● **Instruction**:
Write the data out again, character for character, with no images.

* * * * * * *

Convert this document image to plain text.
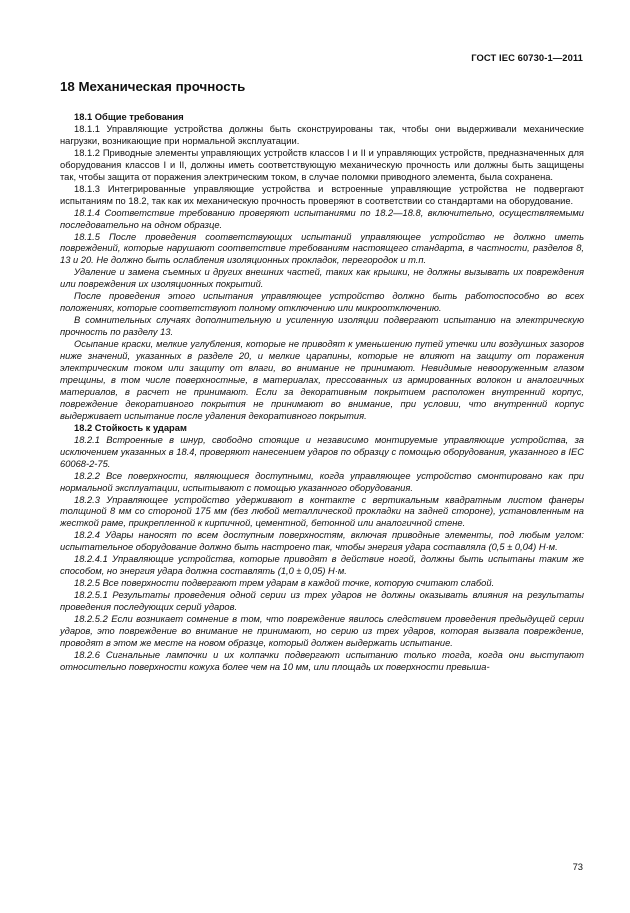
ГОСТ IEC 60730-1—2011
18 Механическая прочность

18.1 Общие требования

18.1.1 Управляющие устройства должны быть сконструированы так, чтобы они выдерживали механические нагрузки, возникающие при нормальной эксплуатации.

18.1.2 Приводные элементы управляющих устройств классов I и II и управляющих устройств, предназначенных для оборудования классов I и II, должны иметь соответствующую механическую прочность или должны быть защищены так, чтобы защита от поражения электрическим током, в случае поломки приводного элемента, была сохранена.

18.1.3 Интегрированные управляющие устройства и встроенные управляющие устройства не подвергают испытаниям по 18.2, так как их механическую прочность проверяют в соответствии со стандартами на оборудование.

18.1.4 Соответствие требованию проверяют испытаниями по 18.2—18.8, включительно, осуществляемыми последовательно на одном образце.

18.1.5 После проведения соответствующих испытаний управляющее устройство не должно иметь повреждений, которые нарушают соответствие требованиям настоящего стандарта, в частности, разделов 8, 13 и 20. Не должно быть ослабления изоляционных прокладок, перегородок и т.п.

Удаление и замена съемных и других внешних частей, таких как крышки, не должны вызывать их повреждения или повреждения их изоляционных покрытий.

После проведения этого испытания управляющее устройство должно быть работоспособно во всех положениях, которые соответствуют полному отключению или микроотключению.

В сомнительных случаях дополнительную и усиленную изоляции подвергают испытанию на электрическую прочность по разделу 13.

Осыпание краски, мелкие углубления, которые не приводят к уменьшению путей утечки или воздушных зазоров ниже значений, указанных в разделе 20, и мелкие царапины, которые не влияют на защиту от поражения электрическим током или защиту от влаги, во внимание не принимают. Невидимые невооруженным глазом трещины, в том числе поверхностные, в материалах, прессованных из армированных волокон и аналогичных материалов, в расчет не принимают. Если за декоративным покрытием расположен внутренний корпус, повреждение декоративного покрытия не принимают во внимание, при условии, что внутренний корпус выдерживает испытание после удаления декоративного покрытия.

18.2 Стойкость к ударам

18.2.1 Встроенные в шнур, свободно стоящие и независимо монтируемые управляющие устройства, за исключением указанных в 18.4, проверяют нанесением ударов по образцу с помощью оборудования, указанного в IEC 60068-2-75.

18.2.2 Все поверхности, являющиеся доступными, когда управляющее устройство смонтировано как при нормальной эксплуатации, испытывают с помощью указанного оборудования.

18.2.3 Управляющее устройство удерживают в контакте с вертикальным квадратным листом фанеры толщиной 8 мм со стороной 175 мм (без любой металлической прокладки на задней стороне), установленным на жесткой раме, прикрепленной к кирпичной, цементной, бетонной или аналогичной стене.

18.2.4 Удары наносят по всем доступным поверхностям, включая приводные элементы, под любым углом: испытательное оборудование должно быть настроено так, чтобы энергия удара составляла (0,5 ± 0,04) Н·м.

18.2.4.1 Управляющие устройства, которые приводят в действие ногой, должны быть испытаны таким же способом, но энергия удара должна составлять (1,0 ± 0,05) Н·м.

18.2.5 Все поверхности подвергают трем ударам в каждой точке, которую считают слабой.

18.2.5.1 Результаты проведения одной серии из трех ударов не должны оказывать влияния на результаты проведения последующих серий ударов.

18.2.5.2 Если возникает сомнение в том, что повреждение явилось следствием проведения предыдущей серии ударов, это повреждение во внимание не принимают, но серию из трех ударов, которая вызвала повреждение, проводят в этом же месте на новом образце, который должен выдержать испытание.

18.2.6 Сигнальные лампочки и их колпачки подвергают испытанию только тогда, когда они выступают относительно поверхности кожуха более чем на 10 мм, или площадь их поверхности превыша-

73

* * * * * * *

● **Solution to this problem**:
Convert this document image to plain text.
ГОСТ IEC 60730-1—2011
18 Механическая прочность

18.1 Общие требования

18.1.1 Управляющие устройства должны быть сконструированы так, чтобы они выдерживали механические нагрузки, возникающие при нормальной эксплуатации.

18.1.2 Приводные элементы управляющих устройств классов I и II и управляющих устройств, предназначенных для оборудования классов I и II, должны иметь соответствующую механическую прочность или должны быть защищены так, чтобы защита от поражения электрическим током, в случае поломки приводного элемента, была сохранена.

18.1.3 Интегрированные управляющие устройства и встроенные управляющие устройства не подвергают испытаниям по 18.2, так как их механическую прочность проверяют в соответствии со стандартами на оборудование.

18.1.4 Соответствие требованию проверяют испытаниями по 18.2—18.8, включительно, осуществляемыми последовательно на одном образце.

18.1.5 После проведения соответствующих испытаний управляющее устройство не должно иметь повреждений, которые нарушают соответствие требованиям настоящего стандарта, в частности, разделов 8, 13 и 20. Не должно быть ослабления изоляционных прокладок, перегородок и т.п.

Удаление и замена съемных и других внешних частей, таких как крышки, не должны вызывать их повреждения или повреждения их изоляционных покрытий.

После проведения этого испытания управляющее устройство должно быть работоспособно во всех положениях, которые соответствуют полному отключению или микроотключению.

В сомнительных случаях дополнительную и усиленную изоляции подвергают испытанию на электрическую прочность по разделу 13.

Осыпание краски, мелкие углубления, которые не приводят к уменьшению путей утечки или воздушных зазоров ниже значений, указанных в разделе 20, и мелкие царапины, которые не влияют на защиту от поражения электрическим током или защиту от влаги, во внимание не принимают. Невидимые невооруженным глазом трещины, в том числе поверхностные, в материалах, прессованных из армированных волокон и аналогичных материалов, в расчет не принимают. Если за декоративным покрытием расположен внутренний корпус, повреждение декоративного покрытия не принимают во внимание, при условии, что внутренний корпус выдерживает испытание после удаления декоративного покрытия.

18.2 Стойкость к ударам

18.2.1 Встроенные в шнур, свободно стоящие и независимо монтируемые управляющие устройства, за исключением указанных в 18.4, проверяют нанесением ударов по образцу с помощью оборудования, указанного в IEC 60068-2-75.

18.2.2 Все поверхности, являющиеся доступными, когда управляющее устройство смонтировано как при нормальной эксплуатации, испытывают с помощью указанного оборудования.

18.2.3 Управляющее устройство удерживают в контакте с вертикальным квадратным листом фанеры толщиной 8 мм со стороной 175 мм (без любой металлической прокладки на задней стороне), установленным на жесткой раме, прикрепленной к кирпичной, цементной, бетонной или аналогичной стене.

18.2.4 Удары наносят по всем доступным поверхностям, включая приводные элементы, под любым углом: испытательное оборудование должно быть настроено так, чтобы энергия удара составляла (0,5 ± 0,04) Н·м.

18.2.4.1 Управляющие устройства, которые приводят в действие ногой, должны быть испытаны таким же способом, но энергия удара должна составлять (1,0 ± 0,05) Н·м.

18.2.5 Все поверхности подвергают трем ударам в каждой точке, которую считают слабой.

18.2.5.1 Результаты проведения одной серии из трех ударов не должны оказывать влияния на результаты проведения последующих серий ударов.

18.2.5.2 Если возникает сомнение в том, что повреждение явилось следствием проведения предыдущей серии ударов, это повреждение во внимание не принимают, но серию из трех ударов, которая вызвала повреждение, проводят в этом же месте на новом образце, который должен выдержать испытание.

18.2.6 Сигнальные лампочки и их колпачки подвергают испытанию только тогда, когда они выступают относительно поверхности кожуха более чем на 10 мм, или площадь их поверхности превыша-

73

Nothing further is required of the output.